> **Problem**
Look through the records that follow. Copy every line containing the word "JSON".

> **Material shown**
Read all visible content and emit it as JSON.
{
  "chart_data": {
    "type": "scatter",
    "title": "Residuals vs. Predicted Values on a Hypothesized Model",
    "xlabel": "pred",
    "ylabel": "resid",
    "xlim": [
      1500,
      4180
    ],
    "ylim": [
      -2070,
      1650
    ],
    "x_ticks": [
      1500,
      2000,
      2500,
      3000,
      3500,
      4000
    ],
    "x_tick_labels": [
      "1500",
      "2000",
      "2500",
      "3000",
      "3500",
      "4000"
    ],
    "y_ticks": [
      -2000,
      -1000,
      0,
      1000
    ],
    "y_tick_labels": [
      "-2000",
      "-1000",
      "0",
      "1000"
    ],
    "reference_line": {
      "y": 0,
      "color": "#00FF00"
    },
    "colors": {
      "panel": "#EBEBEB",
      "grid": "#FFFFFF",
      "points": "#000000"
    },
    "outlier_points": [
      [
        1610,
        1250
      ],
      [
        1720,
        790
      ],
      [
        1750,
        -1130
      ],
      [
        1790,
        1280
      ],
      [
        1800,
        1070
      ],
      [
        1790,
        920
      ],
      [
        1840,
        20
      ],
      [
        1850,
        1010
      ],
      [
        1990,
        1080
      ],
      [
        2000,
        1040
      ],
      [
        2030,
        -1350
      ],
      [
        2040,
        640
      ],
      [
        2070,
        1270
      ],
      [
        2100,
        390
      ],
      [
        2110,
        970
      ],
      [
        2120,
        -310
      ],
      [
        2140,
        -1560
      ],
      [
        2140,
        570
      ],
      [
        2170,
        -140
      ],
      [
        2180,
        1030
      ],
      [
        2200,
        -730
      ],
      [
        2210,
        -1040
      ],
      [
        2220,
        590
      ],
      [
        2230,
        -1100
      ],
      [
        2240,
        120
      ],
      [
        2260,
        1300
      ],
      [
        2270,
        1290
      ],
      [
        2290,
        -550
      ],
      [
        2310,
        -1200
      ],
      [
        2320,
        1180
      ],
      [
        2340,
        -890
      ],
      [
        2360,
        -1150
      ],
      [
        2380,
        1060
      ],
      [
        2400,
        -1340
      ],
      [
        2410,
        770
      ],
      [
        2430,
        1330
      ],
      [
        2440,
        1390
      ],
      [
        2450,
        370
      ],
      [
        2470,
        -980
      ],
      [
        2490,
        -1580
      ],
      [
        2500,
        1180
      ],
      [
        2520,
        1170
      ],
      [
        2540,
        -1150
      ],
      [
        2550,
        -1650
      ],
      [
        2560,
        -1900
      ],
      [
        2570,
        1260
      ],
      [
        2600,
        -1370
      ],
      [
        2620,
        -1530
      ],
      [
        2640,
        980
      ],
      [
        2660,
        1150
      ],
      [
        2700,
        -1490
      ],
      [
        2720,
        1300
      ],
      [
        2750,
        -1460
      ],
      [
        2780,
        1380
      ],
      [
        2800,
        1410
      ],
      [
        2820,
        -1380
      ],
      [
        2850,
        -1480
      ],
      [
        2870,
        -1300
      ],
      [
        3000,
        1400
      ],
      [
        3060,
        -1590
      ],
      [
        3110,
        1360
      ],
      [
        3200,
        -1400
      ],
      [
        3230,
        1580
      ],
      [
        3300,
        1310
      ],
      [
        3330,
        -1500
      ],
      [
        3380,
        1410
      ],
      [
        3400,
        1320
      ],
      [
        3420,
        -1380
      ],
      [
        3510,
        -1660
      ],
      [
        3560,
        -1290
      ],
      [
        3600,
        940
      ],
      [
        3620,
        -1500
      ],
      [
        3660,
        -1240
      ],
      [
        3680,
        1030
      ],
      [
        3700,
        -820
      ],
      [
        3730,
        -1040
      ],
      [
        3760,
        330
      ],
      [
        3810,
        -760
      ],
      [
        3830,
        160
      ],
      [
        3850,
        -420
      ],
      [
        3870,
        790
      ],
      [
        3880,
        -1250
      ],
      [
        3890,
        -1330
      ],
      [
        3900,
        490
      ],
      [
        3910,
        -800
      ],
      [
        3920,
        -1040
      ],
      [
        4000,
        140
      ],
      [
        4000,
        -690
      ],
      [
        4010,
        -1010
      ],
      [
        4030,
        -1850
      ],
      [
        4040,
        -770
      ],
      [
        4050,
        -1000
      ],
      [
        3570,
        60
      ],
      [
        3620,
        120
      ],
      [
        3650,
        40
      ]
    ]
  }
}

==

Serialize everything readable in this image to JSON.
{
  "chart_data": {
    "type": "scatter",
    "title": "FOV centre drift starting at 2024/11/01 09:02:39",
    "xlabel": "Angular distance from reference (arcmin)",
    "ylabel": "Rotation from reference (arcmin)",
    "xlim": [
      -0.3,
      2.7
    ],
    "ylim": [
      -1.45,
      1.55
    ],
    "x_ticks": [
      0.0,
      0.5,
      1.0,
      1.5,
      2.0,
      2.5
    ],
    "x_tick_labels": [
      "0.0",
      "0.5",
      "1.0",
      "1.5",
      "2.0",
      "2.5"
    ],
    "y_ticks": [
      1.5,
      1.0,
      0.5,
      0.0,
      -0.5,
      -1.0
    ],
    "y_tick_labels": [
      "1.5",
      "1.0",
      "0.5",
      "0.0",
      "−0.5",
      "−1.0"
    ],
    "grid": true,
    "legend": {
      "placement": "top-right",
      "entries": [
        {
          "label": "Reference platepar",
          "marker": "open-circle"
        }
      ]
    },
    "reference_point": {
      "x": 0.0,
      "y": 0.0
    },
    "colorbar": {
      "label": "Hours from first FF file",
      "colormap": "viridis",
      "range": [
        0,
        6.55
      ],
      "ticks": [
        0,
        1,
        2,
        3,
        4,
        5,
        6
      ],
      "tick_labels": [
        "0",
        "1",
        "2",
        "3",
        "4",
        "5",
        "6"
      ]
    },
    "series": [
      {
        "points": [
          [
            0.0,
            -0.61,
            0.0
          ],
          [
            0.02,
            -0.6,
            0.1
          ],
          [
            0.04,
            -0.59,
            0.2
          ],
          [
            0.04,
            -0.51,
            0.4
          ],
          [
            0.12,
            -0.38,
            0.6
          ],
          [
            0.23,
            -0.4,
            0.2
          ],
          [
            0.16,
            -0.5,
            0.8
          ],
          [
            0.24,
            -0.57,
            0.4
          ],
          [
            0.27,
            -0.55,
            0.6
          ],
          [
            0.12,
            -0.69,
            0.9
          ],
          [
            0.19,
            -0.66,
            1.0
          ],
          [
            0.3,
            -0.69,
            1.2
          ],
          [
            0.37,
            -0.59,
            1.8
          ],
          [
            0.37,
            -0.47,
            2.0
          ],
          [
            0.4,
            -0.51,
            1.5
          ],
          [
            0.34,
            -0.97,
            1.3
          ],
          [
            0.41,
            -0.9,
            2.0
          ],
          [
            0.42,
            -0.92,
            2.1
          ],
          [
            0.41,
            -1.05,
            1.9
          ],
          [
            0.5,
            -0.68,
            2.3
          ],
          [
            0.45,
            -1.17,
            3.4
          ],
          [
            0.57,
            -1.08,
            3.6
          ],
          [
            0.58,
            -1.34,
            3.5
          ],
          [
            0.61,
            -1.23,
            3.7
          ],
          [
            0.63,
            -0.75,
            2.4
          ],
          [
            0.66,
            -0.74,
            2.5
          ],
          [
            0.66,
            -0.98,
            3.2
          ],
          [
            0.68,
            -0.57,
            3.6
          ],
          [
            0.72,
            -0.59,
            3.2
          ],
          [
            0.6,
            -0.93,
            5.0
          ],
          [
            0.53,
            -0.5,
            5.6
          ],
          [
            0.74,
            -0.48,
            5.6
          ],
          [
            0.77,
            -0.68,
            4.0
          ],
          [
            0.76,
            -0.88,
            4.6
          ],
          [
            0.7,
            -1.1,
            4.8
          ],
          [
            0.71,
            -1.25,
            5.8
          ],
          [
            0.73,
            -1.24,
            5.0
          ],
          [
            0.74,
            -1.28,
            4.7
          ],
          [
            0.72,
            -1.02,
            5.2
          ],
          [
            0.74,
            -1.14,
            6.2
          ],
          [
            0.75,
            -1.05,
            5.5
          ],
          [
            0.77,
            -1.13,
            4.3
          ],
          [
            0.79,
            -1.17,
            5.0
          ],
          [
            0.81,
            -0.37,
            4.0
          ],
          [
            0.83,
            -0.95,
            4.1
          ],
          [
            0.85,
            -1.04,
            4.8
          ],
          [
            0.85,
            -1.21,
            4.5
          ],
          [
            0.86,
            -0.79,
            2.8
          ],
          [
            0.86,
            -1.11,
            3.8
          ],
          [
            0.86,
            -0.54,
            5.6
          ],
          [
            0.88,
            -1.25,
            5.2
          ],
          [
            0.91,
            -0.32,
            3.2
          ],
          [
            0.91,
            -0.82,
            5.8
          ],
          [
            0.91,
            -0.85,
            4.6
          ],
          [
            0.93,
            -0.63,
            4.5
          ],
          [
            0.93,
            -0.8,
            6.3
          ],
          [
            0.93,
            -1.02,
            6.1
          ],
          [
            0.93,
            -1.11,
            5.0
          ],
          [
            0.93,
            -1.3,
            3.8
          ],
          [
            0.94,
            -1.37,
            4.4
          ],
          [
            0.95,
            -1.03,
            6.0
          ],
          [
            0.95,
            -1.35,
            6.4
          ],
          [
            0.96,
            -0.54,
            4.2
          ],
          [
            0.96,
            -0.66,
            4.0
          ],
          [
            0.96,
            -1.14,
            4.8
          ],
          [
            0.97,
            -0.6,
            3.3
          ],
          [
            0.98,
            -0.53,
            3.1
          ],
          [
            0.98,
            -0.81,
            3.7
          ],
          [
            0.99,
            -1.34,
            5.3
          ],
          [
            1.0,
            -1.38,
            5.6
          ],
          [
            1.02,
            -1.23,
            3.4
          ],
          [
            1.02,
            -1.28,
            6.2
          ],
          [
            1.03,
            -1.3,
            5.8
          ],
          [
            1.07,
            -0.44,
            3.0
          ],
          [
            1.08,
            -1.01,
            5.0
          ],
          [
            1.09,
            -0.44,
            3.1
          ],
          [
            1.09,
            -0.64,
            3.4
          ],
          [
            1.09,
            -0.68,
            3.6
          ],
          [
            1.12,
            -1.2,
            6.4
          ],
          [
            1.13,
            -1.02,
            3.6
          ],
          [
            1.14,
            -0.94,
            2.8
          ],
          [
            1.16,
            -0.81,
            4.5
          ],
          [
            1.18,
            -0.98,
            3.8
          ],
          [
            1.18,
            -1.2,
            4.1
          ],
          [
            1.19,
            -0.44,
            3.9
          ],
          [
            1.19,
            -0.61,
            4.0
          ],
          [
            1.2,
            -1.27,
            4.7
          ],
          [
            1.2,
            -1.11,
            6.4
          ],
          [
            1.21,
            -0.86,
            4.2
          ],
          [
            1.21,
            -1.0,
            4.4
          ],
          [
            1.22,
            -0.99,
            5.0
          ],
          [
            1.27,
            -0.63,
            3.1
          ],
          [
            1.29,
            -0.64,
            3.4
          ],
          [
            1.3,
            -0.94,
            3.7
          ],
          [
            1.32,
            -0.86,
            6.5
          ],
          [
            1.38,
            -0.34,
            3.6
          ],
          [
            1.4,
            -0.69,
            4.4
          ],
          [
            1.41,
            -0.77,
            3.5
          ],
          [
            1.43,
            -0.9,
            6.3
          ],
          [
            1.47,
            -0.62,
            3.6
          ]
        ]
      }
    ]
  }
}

> **Response**
Read all visible content and emit it as JSON.
Serialize everything readable in this image to JSON.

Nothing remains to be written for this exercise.